BEGIN Material for this task

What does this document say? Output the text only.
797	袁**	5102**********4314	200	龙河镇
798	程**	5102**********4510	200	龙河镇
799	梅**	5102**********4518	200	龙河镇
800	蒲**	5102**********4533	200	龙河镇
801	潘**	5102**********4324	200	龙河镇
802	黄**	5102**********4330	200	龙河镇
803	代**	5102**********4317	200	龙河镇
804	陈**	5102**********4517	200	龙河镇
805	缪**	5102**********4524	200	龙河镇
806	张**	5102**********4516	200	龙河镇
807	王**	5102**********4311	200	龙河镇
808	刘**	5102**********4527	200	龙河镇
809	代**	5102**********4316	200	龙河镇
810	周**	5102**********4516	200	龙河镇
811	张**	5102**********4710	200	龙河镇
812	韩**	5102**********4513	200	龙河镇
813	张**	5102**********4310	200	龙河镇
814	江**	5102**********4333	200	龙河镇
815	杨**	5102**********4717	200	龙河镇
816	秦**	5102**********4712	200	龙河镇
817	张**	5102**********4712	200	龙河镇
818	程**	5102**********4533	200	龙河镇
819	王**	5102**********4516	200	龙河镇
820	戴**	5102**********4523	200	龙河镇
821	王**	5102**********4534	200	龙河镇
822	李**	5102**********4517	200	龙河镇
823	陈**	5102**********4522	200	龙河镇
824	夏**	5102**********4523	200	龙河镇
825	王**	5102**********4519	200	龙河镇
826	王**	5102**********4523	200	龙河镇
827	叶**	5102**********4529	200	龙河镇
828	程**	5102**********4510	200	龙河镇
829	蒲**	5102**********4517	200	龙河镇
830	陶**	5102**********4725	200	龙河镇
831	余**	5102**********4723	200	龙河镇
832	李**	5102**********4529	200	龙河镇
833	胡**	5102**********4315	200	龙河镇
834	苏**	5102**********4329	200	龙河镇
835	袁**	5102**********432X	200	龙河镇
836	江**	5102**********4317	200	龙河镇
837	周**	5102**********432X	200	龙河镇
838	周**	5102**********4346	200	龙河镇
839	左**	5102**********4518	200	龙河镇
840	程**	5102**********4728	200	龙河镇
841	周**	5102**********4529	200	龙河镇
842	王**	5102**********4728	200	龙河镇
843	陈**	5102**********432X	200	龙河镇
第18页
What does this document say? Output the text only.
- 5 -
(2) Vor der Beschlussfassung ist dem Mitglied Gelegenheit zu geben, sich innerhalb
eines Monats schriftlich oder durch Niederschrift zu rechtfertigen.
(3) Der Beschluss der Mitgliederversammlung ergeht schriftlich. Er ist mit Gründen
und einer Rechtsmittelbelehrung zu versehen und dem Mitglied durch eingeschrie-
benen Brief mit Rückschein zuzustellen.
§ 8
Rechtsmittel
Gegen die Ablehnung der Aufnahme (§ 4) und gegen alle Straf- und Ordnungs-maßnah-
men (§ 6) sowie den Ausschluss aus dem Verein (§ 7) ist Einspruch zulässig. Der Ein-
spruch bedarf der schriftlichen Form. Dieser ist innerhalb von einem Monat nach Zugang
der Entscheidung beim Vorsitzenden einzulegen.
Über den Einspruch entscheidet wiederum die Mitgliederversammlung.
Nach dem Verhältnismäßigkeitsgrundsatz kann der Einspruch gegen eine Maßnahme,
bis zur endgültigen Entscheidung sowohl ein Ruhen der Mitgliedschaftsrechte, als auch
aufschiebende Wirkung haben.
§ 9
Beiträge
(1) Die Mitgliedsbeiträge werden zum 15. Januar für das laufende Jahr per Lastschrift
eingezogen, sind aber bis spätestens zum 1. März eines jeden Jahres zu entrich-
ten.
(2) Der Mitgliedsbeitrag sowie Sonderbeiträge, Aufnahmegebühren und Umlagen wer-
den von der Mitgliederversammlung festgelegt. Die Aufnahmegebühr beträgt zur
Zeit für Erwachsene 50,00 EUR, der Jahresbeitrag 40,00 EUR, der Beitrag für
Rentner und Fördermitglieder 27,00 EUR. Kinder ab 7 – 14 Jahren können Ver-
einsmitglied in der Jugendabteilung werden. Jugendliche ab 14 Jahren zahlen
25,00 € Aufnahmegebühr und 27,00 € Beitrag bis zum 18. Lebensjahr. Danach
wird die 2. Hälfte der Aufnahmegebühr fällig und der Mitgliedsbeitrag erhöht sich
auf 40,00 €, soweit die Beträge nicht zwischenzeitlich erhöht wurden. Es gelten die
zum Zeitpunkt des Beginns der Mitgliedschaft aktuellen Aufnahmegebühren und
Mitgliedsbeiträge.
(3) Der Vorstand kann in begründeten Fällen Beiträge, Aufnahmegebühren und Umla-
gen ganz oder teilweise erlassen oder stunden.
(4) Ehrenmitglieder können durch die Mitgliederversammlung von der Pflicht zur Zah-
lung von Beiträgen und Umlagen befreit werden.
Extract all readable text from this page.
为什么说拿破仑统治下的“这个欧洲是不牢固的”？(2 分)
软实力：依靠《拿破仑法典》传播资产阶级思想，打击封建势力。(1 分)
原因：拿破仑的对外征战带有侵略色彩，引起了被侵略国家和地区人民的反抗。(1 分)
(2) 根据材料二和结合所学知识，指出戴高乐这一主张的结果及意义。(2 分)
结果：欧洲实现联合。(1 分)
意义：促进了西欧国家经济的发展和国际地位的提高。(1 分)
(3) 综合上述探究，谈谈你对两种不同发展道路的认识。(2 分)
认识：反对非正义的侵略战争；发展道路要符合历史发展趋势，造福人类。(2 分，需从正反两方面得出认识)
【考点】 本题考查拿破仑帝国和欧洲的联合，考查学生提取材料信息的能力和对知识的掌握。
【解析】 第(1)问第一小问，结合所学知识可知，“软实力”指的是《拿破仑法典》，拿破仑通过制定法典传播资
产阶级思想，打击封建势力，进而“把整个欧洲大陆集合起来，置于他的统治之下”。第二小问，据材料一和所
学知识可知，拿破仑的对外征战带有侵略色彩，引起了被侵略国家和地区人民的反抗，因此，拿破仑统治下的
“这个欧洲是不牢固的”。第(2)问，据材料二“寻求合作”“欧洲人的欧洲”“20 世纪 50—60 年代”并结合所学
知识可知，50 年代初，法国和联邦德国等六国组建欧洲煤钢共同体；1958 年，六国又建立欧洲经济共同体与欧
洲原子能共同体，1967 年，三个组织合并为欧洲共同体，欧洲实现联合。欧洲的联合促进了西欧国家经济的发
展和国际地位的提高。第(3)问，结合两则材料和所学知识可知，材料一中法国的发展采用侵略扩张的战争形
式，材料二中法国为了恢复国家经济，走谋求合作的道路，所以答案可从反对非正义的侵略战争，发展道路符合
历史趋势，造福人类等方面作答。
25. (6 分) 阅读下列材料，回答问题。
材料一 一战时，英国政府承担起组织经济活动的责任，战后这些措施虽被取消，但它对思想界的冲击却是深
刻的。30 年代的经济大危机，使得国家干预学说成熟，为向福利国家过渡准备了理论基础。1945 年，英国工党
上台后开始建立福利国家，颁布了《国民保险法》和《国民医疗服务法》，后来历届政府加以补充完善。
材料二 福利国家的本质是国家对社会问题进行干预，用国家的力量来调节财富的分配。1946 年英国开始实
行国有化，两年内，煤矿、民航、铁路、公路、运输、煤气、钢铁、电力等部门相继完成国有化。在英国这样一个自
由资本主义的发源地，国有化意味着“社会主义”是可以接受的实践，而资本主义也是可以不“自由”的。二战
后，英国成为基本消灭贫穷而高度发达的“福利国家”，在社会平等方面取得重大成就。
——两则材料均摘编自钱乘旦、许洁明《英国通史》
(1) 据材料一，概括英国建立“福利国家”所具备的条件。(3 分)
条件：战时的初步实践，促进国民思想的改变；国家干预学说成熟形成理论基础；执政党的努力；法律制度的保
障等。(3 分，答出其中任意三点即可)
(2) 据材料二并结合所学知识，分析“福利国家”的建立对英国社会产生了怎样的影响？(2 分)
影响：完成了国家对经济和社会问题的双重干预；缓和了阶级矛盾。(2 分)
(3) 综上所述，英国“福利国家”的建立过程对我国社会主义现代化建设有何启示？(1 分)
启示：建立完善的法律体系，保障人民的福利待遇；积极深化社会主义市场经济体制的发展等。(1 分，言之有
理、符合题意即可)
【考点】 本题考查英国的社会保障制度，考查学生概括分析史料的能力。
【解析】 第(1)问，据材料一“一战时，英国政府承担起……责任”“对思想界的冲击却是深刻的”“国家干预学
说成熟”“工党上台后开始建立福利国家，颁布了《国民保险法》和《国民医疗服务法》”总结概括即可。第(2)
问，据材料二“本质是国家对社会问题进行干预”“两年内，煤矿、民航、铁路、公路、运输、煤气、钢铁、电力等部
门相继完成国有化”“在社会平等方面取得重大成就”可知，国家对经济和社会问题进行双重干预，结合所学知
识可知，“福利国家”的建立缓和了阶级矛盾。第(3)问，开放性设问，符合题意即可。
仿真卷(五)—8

END Material for this task

Written instruction: Within the records above, how many lines include the word "durch"? State the number by itself.

Exercise solution: 3